■ RECORDS ■
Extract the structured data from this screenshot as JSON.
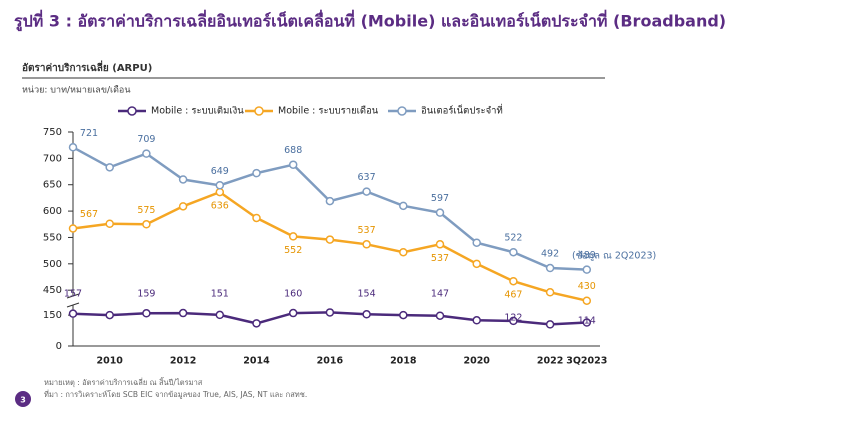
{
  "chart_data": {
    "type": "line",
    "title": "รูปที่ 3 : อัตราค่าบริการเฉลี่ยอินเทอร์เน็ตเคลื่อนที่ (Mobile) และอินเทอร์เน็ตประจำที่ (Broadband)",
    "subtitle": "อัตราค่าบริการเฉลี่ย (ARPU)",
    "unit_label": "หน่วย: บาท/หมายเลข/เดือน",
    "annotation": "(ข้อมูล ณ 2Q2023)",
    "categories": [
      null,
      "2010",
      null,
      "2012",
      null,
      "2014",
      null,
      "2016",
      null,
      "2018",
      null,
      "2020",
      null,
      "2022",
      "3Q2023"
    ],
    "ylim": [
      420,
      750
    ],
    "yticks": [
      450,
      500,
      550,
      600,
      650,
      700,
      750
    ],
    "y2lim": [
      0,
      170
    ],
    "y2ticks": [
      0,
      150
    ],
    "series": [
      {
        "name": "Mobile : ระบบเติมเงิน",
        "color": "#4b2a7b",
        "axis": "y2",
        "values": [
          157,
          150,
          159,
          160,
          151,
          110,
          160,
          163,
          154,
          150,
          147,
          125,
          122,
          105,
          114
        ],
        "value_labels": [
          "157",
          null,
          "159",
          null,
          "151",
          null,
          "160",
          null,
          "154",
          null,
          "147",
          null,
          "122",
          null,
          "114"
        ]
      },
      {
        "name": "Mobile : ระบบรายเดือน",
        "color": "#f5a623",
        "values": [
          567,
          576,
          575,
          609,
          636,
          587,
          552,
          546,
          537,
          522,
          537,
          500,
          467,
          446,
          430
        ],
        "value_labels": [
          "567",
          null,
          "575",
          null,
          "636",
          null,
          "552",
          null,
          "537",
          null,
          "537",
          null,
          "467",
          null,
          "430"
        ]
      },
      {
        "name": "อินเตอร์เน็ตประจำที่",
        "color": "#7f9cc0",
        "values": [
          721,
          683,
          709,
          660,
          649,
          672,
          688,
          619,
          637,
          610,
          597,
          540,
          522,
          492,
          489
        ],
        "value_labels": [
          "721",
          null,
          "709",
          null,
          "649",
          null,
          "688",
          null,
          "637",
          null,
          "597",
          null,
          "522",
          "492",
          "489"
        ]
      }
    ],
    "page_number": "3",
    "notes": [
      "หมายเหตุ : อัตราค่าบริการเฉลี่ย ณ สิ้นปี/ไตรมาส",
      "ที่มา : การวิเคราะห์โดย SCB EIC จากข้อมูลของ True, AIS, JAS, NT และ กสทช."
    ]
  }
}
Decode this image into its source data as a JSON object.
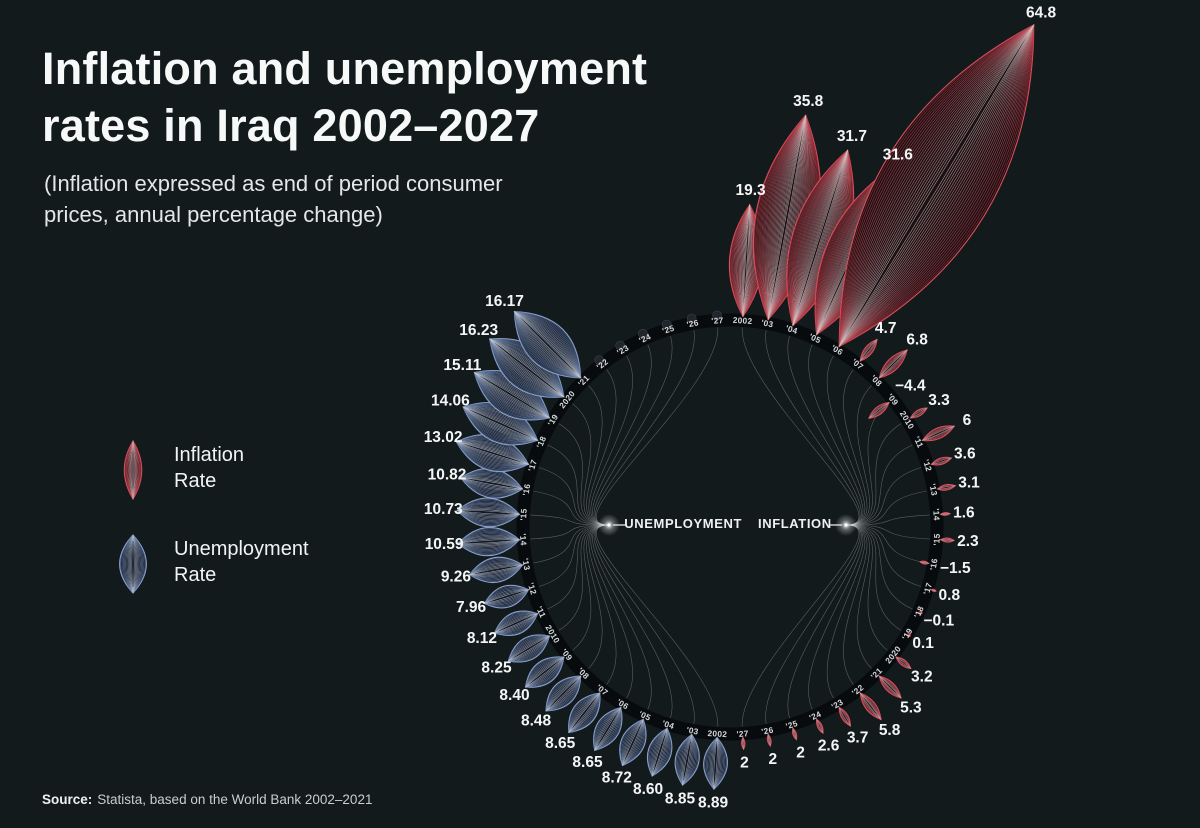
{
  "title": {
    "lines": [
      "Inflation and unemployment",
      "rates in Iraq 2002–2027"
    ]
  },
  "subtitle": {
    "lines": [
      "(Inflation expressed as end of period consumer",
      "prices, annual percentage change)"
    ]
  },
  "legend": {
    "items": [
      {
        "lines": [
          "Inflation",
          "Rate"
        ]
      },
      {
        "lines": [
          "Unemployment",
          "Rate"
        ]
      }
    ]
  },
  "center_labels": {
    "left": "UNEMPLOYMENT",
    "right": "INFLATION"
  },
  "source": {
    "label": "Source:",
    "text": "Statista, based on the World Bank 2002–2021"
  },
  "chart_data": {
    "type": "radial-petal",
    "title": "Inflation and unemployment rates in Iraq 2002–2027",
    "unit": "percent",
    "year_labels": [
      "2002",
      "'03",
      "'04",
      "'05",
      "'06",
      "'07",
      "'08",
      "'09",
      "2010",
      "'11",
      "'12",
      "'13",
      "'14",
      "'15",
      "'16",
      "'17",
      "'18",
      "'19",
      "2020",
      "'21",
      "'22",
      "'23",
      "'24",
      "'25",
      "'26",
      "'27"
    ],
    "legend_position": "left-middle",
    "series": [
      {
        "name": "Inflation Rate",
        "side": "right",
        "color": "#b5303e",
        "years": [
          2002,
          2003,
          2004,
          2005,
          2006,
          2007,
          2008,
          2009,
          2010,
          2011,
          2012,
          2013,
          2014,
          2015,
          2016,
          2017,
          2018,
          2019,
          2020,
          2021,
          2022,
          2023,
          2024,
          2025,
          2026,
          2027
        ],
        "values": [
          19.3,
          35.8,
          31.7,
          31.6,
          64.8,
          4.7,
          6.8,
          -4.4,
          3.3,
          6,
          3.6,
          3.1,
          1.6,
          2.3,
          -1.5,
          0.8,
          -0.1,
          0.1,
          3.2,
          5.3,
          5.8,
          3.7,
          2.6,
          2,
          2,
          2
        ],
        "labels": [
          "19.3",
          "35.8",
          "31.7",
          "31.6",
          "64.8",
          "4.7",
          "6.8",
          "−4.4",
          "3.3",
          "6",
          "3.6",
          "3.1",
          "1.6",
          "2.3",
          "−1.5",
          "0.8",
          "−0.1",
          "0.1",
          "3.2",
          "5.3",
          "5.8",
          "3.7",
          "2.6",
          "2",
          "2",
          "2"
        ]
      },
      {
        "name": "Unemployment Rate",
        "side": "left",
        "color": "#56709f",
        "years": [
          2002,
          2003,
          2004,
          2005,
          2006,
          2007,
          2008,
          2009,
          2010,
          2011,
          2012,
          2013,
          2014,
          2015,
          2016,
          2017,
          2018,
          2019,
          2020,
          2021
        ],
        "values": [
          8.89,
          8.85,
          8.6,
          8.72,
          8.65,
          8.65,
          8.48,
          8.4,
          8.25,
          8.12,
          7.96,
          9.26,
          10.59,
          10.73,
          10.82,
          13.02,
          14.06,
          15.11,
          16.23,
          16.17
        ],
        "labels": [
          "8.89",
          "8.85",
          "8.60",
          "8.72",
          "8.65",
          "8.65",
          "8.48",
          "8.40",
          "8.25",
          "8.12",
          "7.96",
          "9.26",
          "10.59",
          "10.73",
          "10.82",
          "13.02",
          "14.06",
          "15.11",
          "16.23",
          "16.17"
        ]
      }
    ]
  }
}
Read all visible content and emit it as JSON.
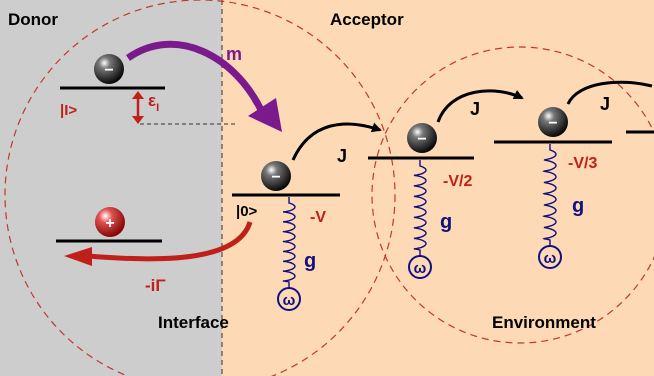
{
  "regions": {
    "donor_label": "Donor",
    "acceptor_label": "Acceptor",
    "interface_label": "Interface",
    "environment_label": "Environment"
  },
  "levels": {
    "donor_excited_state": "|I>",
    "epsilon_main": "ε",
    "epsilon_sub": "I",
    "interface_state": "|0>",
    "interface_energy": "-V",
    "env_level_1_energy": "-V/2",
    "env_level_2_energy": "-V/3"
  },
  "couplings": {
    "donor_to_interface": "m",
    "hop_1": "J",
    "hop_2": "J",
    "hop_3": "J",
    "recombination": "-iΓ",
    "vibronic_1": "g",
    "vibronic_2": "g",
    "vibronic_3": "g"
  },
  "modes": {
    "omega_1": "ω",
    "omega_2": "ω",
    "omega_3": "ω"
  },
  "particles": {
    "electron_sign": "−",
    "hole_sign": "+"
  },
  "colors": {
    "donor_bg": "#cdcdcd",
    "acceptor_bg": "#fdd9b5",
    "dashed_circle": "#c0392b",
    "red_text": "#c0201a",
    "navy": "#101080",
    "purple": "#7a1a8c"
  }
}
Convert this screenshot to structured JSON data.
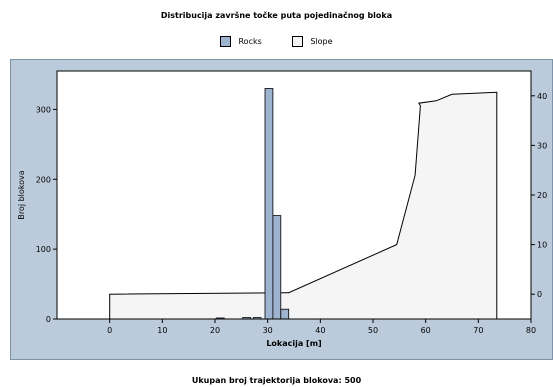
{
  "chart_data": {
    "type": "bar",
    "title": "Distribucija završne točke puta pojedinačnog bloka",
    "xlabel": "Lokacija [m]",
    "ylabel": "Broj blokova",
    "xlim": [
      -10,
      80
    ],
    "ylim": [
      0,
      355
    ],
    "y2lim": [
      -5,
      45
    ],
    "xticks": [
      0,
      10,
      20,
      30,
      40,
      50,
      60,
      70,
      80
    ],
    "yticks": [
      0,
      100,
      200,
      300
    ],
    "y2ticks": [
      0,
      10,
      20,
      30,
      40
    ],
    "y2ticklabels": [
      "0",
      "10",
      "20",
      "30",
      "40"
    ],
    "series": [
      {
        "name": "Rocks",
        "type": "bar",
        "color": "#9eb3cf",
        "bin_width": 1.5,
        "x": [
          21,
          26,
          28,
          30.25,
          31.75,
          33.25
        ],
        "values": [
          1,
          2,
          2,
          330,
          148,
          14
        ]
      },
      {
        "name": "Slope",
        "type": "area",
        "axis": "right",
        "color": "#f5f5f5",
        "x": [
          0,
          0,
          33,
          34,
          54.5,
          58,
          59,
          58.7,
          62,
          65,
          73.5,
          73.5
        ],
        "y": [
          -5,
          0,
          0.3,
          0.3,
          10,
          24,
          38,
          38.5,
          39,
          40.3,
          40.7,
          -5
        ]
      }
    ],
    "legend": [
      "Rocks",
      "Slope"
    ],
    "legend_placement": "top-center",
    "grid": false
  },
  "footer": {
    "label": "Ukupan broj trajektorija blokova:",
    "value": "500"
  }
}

■ STATED EXERCISE ■
Search the lines above for the string "JSON" and copy each line that has it.

■ ANSWER TO THIS PROBLEM ■
Extract the structured data from this screenshot as JSON.
Decode this image into its source data as a JSON object.
Read all visible content and emit it as JSON.
Convert this screenshot to structured JSON data.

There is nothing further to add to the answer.